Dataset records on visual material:

# # # # #

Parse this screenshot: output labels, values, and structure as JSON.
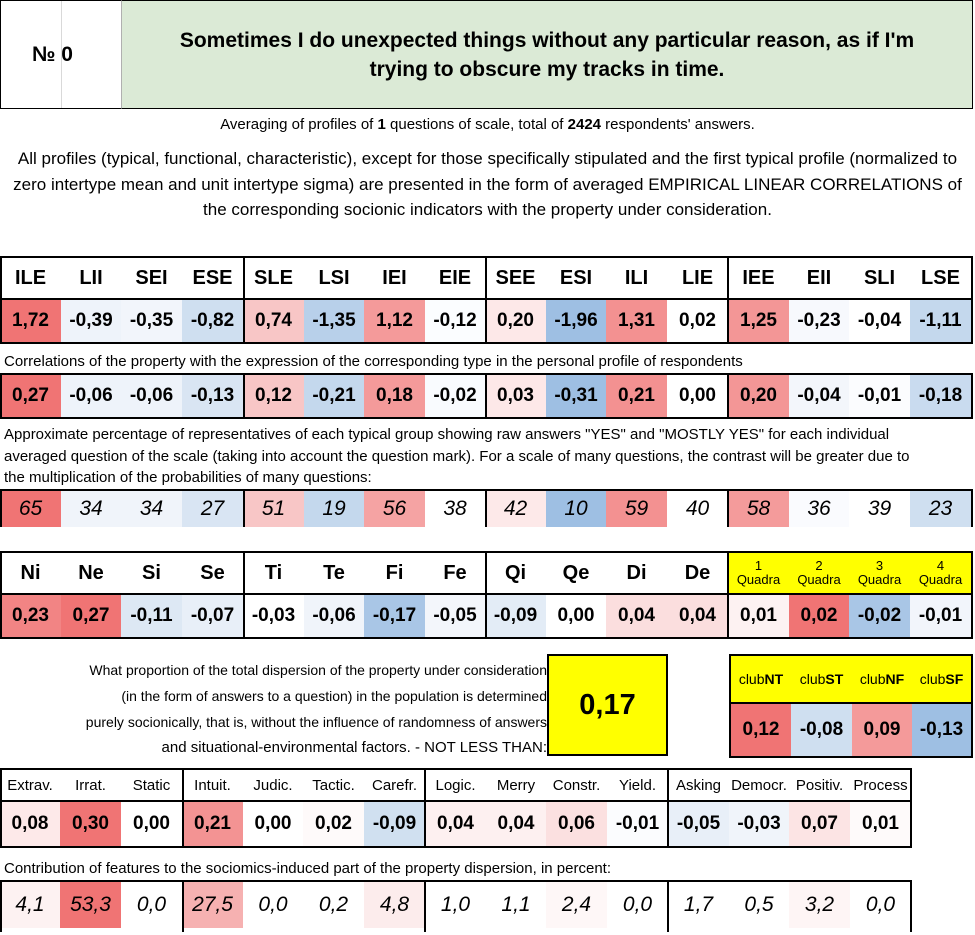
{
  "header": {
    "number_label": "№ 0",
    "question": "Sometimes I do unexpected things without any particular reason, as if I'm trying to obscure my tracks in time."
  },
  "averaging": {
    "prefix": "Averaging of profiles of ",
    "questions": "1",
    "middle": " questions of scale, total of ",
    "respondents": "2424",
    "suffix": " respondents' answers."
  },
  "description": "All profiles (typical, functional, characteristic), except for those specifically stipulated and the first typical profile (normalized to zero intertype mean and unit intertype sigma) are presented in the form of averaged EMPIRICAL LINEAR CORRELATIONS of the corresponding socionic indicators with the property under consideration.",
  "types": {
    "headers": [
      "ILE",
      "LII",
      "SEI",
      "ESE",
      "SLE",
      "LSI",
      "IEI",
      "EIE",
      "SEE",
      "ESI",
      "ILI",
      "LIE",
      "IEE",
      "EII",
      "SLI",
      "LSE"
    ],
    "normalized": [
      "1,72",
      "-0,39",
      "-0,35",
      "-0,82",
      "0,74",
      "-1,35",
      "1,12",
      "-0,12",
      "0,20",
      "-1,96",
      "1,31",
      "0,02",
      "1,25",
      "-0,23",
      "-0,04",
      "-1,11"
    ],
    "normalized_colors": [
      "#f07474",
      "#eef3fa",
      "#f2f5fb",
      "#cfdff0",
      "#f8c6c6",
      "#b8d0ea",
      "#f49a9a",
      "#fbfdff",
      "#fde8e8",
      "#9ebfe3",
      "#f39191",
      "#ffffff",
      "#f39696",
      "#f7f9fd",
      "#ffffff",
      "#c4d8ed"
    ],
    "correlation_note": "Correlations of the property with the expression of the corresponding type in the personal profile of respondents",
    "correlations": [
      "0,27",
      "-0,06",
      "-0,06",
      "-0,13",
      "0,12",
      "-0,21",
      "0,18",
      "-0,02",
      "0,03",
      "-0,31",
      "0,21",
      "0,00",
      "0,20",
      "-0,04",
      "-0,01",
      "-0,18"
    ],
    "correlation_colors": [
      "#f07474",
      "#eef3fa",
      "#eef3fa",
      "#d9e5f3",
      "#f8c6c6",
      "#c4d8ed",
      "#f49a9a",
      "#f9fbfe",
      "#fde8e8",
      "#9ebfe3",
      "#f39191",
      "#ffffff",
      "#f39696",
      "#f3f6fb",
      "#fbfcfe",
      "#c9dbef"
    ],
    "percentage_note": "Approximate percentage of representatives of each typical group showing raw answers \"YES\" and \"MOSTLY YES\" for each individual averaged question of the scale (taking into account the question mark). For a scale of many questions, the contrast will be greater due to the multiplication of the probabilities of many questions:",
    "percentages": [
      "65",
      "34",
      "34",
      "27",
      "51",
      "19",
      "56",
      "38",
      "42",
      "10",
      "59",
      "40",
      "58",
      "36",
      "39",
      "23"
    ],
    "percentage_colors": [
      "#f07474",
      "#f0f4fa",
      "#f0f4fa",
      "#d9e5f3",
      "#f8c6c6",
      "#c4d8ed",
      "#f5a3a3",
      "#ffffff",
      "#fde9e9",
      "#9ebfe3",
      "#f39191",
      "#ffffff",
      "#f49b9b",
      "#fafbfe",
      "#ffffff",
      "#cfdff0"
    ]
  },
  "functions": {
    "headers": [
      "Ni",
      "Ne",
      "Si",
      "Se",
      "Ti",
      "Te",
      "Fi",
      "Fe",
      "Qi",
      "Qe",
      "Di",
      "De"
    ],
    "values": [
      "0,23",
      "0,27",
      "-0,11",
      "-0,07",
      "-0,03",
      "-0,06",
      "-0,17",
      "-0,05",
      "-0,09",
      "0,00",
      "0,04",
      "0,04"
    ],
    "colors": [
      "#f28484",
      "#f07474",
      "#dde8f4",
      "#e8eff8",
      "#ffffff",
      "#f0f4fa",
      "#a9c6e6",
      "#f3f6fb",
      "#e3ecf6",
      "#ffffff",
      "#fbdede",
      "#fbdede"
    ],
    "quadra_headers": [
      {
        "num": "1",
        "label": "Quadra"
      },
      {
        "num": "2",
        "label": "Quadra"
      },
      {
        "num": "3",
        "label": "Quadra"
      },
      {
        "num": "4",
        "label": "Quadra"
      }
    ],
    "quadra_values": [
      "0,01",
      "0,02",
      "-0,02",
      "-0,01"
    ],
    "quadra_colors": [
      "#fdf2f2",
      "#f07474",
      "#a9c6e6",
      "#f2f5fb"
    ]
  },
  "proportion": {
    "text_line1": "What proportion of the total dispersion of the property under consideration",
    "text_line2": "(in the form of answers to a question) in the population is determined",
    "text_line3": "purely socionically, that is, without the influence of randomness of answers",
    "text_line4": "and situational-environmental factors. - NOT LESS THAN:",
    "value": "0,17"
  },
  "clubs": {
    "headers": [
      {
        "prefix": "club",
        "bold": "NT"
      },
      {
        "prefix": "club",
        "bold": "ST"
      },
      {
        "prefix": "club",
        "bold": "NF"
      },
      {
        "prefix": "club",
        "bold": "SF"
      }
    ],
    "values": [
      "0,12",
      "-0,08",
      "0,09",
      "-0,13"
    ],
    "colors": [
      "#f07474",
      "#cfdff0",
      "#f49a9a",
      "#9ebfe3"
    ]
  },
  "traits": {
    "headers": [
      "Extrav.",
      "Irrat.",
      "Static",
      "Intuit.",
      "Judic.",
      "Tactic.",
      "Carefr.",
      "Logic.",
      "Merry",
      "Constr.",
      "Yield.",
      "Asking",
      "Democr.",
      "Positiv.",
      "Process"
    ],
    "values": [
      "0,08",
      "0,30",
      "0,00",
      "0,21",
      "0,00",
      "0,02",
      "-0,09",
      "0,04",
      "0,04",
      "0,06",
      "-0,01",
      "-0,05",
      "-0,03",
      "0,07",
      "0,01"
    ],
    "colors": [
      "#fde9e9",
      "#f07474",
      "#ffffff",
      "#f39393",
      "#ffffff",
      "#fefafa",
      "#d0e0f0",
      "#fdf0f0",
      "#fdf0f0",
      "#fbe0e0",
      "#fbfcfe",
      "#e8eff8",
      "#f0f4fa",
      "#fce4e4",
      "#fefafa"
    ],
    "contribution_note": "Contribution of features to the sociomics-induced part of the property dispersion, in percent:",
    "contributions": [
      "4,1",
      "53,3",
      "0,0",
      "27,5",
      "0,0",
      "0,2",
      "4,8",
      "1,0",
      "1,1",
      "2,4",
      "0,0",
      "1,7",
      "0,5",
      "3,2",
      "0,0"
    ],
    "contribution_colors": [
      "#fdf2f2",
      "#f07474",
      "#ffffff",
      "#f6b1b1",
      "#ffffff",
      "#ffffff",
      "#fcecec",
      "#ffffff",
      "#ffffff",
      "#fef7f7",
      "#ffffff",
      "#ffffff",
      "#ffffff",
      "#fef5f5",
      "#ffffff"
    ]
  }
}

# # # # #

- **What is needed**:
Take the listing and print it again exactly, but without any pictures.

- **Task response**:
Parse this screenshot: output labels, values, and structure as JSON.
{
  "header": {
    "number_label": "№ 0",
    "question": "Sometimes I do unexpected things without any particular reason, as if I'm trying to obscure my tracks in time."
  },
  "averaging": {
    "prefix": "Averaging of profiles of ",
    "questions": "1",
    "middle": " questions of scale, total of ",
    "respondents": "2424",
    "suffix": " respondents' answers."
  },
  "description": "All profiles (typical, functional, characteristic), except for those specifically stipulated and the first typical profile (normalized to zero intertype mean and unit intertype sigma) are presented in the form of averaged EMPIRICAL LINEAR CORRELATIONS of the corresponding socionic indicators with the property under consideration.",
  "types": {
    "headers": [
      "ILE",
      "LII",
      "SEI",
      "ESE",
      "SLE",
      "LSI",
      "IEI",
      "EIE",
      "SEE",
      "ESI",
      "ILI",
      "LIE",
      "IEE",
      "EII",
      "SLI",
      "LSE"
    ],
    "normalized": [
      "1,72",
      "-0,39",
      "-0,35",
      "-0,82",
      "0,74",
      "-1,35",
      "1,12",
      "-0,12",
      "0,20",
      "-1,96",
      "1,31",
      "0,02",
      "1,25",
      "-0,23",
      "-0,04",
      "-1,11"
    ],
    "normalized_colors": [
      "#f07474",
      "#eef3fa",
      "#f2f5fb",
      "#cfdff0",
      "#f8c6c6",
      "#b8d0ea",
      "#f49a9a",
      "#fbfdff",
      "#fde8e8",
      "#9ebfe3",
      "#f39191",
      "#ffffff",
      "#f39696",
      "#f7f9fd",
      "#ffffff",
      "#c4d8ed"
    ],
    "correlation_note": "Correlations of the property with the expression of the corresponding type in the personal profile of respondents",
    "correlations": [
      "0,27",
      "-0,06",
      "-0,06",
      "-0,13",
      "0,12",
      "-0,21",
      "0,18",
      "-0,02",
      "0,03",
      "-0,31",
      "0,21",
      "0,00",
      "0,20",
      "-0,04",
      "-0,01",
      "-0,18"
    ],
    "correlation_colors": [
      "#f07474",
      "#eef3fa",
      "#eef3fa",
      "#d9e5f3",
      "#f8c6c6",
      "#c4d8ed",
      "#f49a9a",
      "#f9fbfe",
      "#fde8e8",
      "#9ebfe3",
      "#f39191",
      "#ffffff",
      "#f39696",
      "#f3f6fb",
      "#fbfcfe",
      "#c9dbef"
    ],
    "percentage_note": "Approximate percentage of representatives of each typical group showing raw answers \"YES\" and \"MOSTLY YES\" for each individual averaged question of the scale (taking into account the question mark). For a scale of many questions, the contrast will be greater due to the multiplication of the probabilities of many questions:",
    "percentages": [
      "65",
      "34",
      "34",
      "27",
      "51",
      "19",
      "56",
      "38",
      "42",
      "10",
      "59",
      "40",
      "58",
      "36",
      "39",
      "23"
    ],
    "percentage_colors": [
      "#f07474",
      "#f0f4fa",
      "#f0f4fa",
      "#d9e5f3",
      "#f8c6c6",
      "#c4d8ed",
      "#f5a3a3",
      "#ffffff",
      "#fde9e9",
      "#9ebfe3",
      "#f39191",
      "#ffffff",
      "#f49b9b",
      "#fafbfe",
      "#ffffff",
      "#cfdff0"
    ]
  },
  "functions": {
    "headers": [
      "Ni",
      "Ne",
      "Si",
      "Se",
      "Ti",
      "Te",
      "Fi",
      "Fe",
      "Qi",
      "Qe",
      "Di",
      "De"
    ],
    "values": [
      "0,23",
      "0,27",
      "-0,11",
      "-0,07",
      "-0,03",
      "-0,06",
      "-0,17",
      "-0,05",
      "-0,09",
      "0,00",
      "0,04",
      "0,04"
    ],
    "colors": [
      "#f28484",
      "#f07474",
      "#dde8f4",
      "#e8eff8",
      "#ffffff",
      "#f0f4fa",
      "#a9c6e6",
      "#f3f6fb",
      "#e3ecf6",
      "#ffffff",
      "#fbdede",
      "#fbdede"
    ],
    "quadra_headers": [
      {
        "num": "1",
        "label": "Quadra"
      },
      {
        "num": "2",
        "label": "Quadra"
      },
      {
        "num": "3",
        "label": "Quadra"
      },
      {
        "num": "4",
        "label": "Quadra"
      }
    ],
    "quadra_values": [
      "0,01",
      "0,02",
      "-0,02",
      "-0,01"
    ],
    "quadra_colors": [
      "#fdf2f2",
      "#f07474",
      "#a9c6e6",
      "#f2f5fb"
    ]
  },
  "proportion": {
    "text_line1": "What proportion of the total dispersion of the property under consideration",
    "text_line2": "(in the form of answers to a question) in the population is determined",
    "text_line3": "purely socionically, that is, without the influence of randomness of answers",
    "text_line4": "and situational-environmental factors. - NOT LESS THAN:",
    "value": "0,17"
  },
  "clubs": {
    "headers": [
      {
        "prefix": "club",
        "bold": "NT"
      },
      {
        "prefix": "club",
        "bold": "ST"
      },
      {
        "prefix": "club",
        "bold": "NF"
      },
      {
        "prefix": "club",
        "bold": "SF"
      }
    ],
    "values": [
      "0,12",
      "-0,08",
      "0,09",
      "-0,13"
    ],
    "colors": [
      "#f07474",
      "#cfdff0",
      "#f49a9a",
      "#9ebfe3"
    ]
  },
  "traits": {
    "headers": [
      "Extrav.",
      "Irrat.",
      "Static",
      "Intuit.",
      "Judic.",
      "Tactic.",
      "Carefr.",
      "Logic.",
      "Merry",
      "Constr.",
      "Yield.",
      "Asking",
      "Democr.",
      "Positiv.",
      "Process"
    ],
    "values": [
      "0,08",
      "0,30",
      "0,00",
      "0,21",
      "0,00",
      "0,02",
      "-0,09",
      "0,04",
      "0,04",
      "0,06",
      "-0,01",
      "-0,05",
      "-0,03",
      "0,07",
      "0,01"
    ],
    "colors": [
      "#fde9e9",
      "#f07474",
      "#ffffff",
      "#f39393",
      "#ffffff",
      "#fefafa",
      "#d0e0f0",
      "#fdf0f0",
      "#fdf0f0",
      "#fbe0e0",
      "#fbfcfe",
      "#e8eff8",
      "#f0f4fa",
      "#fce4e4",
      "#fefafa"
    ],
    "contribution_note": "Contribution of features to the sociomics-induced part of the property dispersion, in percent:",
    "contributions": [
      "4,1",
      "53,3",
      "0,0",
      "27,5",
      "0,0",
      "0,2",
      "4,8",
      "1,0",
      "1,1",
      "2,4",
      "0,0",
      "1,7",
      "0,5",
      "3,2",
      "0,0"
    ],
    "contribution_colors": [
      "#fdf2f2",
      "#f07474",
      "#ffffff",
      "#f6b1b1",
      "#ffffff",
      "#ffffff",
      "#fcecec",
      "#ffffff",
      "#ffffff",
      "#fef7f7",
      "#ffffff",
      "#ffffff",
      "#ffffff",
      "#fef5f5",
      "#ffffff"
    ]
  }
}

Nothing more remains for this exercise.